**Problem to work on**
Extract each line containing the string "truck".

===== Records

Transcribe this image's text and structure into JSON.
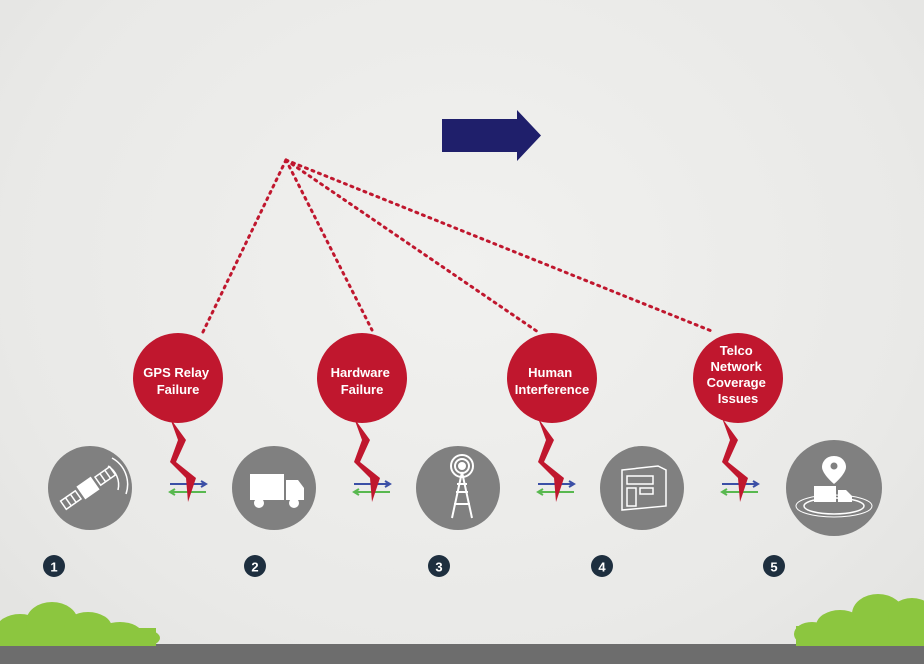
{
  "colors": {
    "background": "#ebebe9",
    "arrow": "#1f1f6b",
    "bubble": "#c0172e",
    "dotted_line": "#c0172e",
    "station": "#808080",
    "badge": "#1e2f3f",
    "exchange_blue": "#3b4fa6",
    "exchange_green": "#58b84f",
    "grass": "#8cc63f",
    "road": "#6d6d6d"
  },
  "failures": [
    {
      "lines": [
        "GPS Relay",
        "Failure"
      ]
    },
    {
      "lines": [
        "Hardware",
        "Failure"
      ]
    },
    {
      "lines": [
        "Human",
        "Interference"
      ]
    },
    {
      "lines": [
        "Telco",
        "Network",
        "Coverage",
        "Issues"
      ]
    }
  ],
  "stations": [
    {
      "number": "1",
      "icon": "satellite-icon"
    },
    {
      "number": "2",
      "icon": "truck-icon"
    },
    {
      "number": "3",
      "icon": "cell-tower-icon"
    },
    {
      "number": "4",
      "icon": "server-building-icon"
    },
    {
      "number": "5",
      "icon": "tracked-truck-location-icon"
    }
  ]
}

==========

**Complete response**
      "icon": "truck-icon"
      "icon": "tracked-truck-location-icon"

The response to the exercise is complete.